▸ **Exercise objective**
Copy each line where the word "html" occurs.

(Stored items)
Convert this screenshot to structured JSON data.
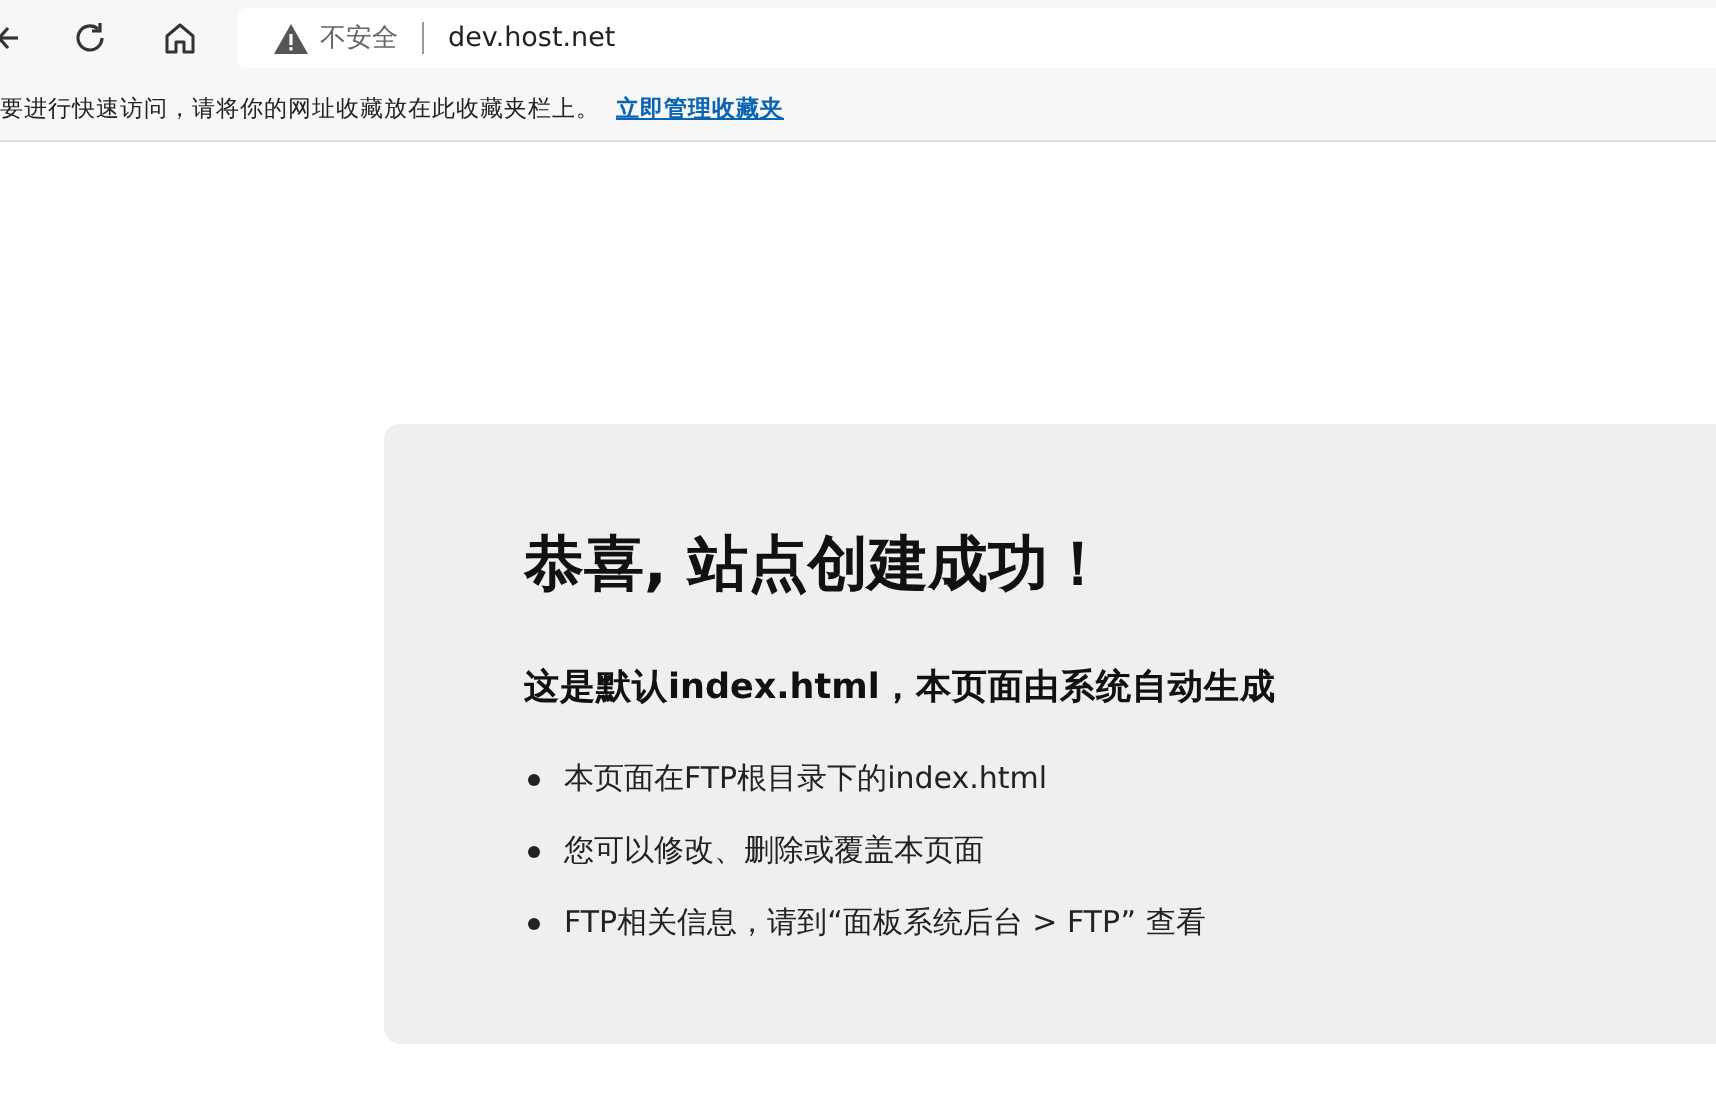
{
  "toolbar": {
    "security_label": "不安全",
    "url": "dev.host.net"
  },
  "bookmarks_bar": {
    "message": "要进行快速访问，请将你的网址收藏放在此收藏夹栏上。",
    "link": "立即管理收藏夹"
  },
  "page": {
    "title": "恭喜, 站点创建成功！",
    "subtitle": "这是默认index.html，本页面由系统自动生成",
    "items": [
      "本页面在FTP根目录下的index.html",
      "您可以修改、删除或覆盖本页面",
      "FTP相关信息，请到“面板系统后台 > FTP” 查看"
    ]
  }
}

▸ **Problem solution**
    "subtitle": "这是默认index.html，本页面由系统自动生成",
      "本页面在FTP根目录下的index.html",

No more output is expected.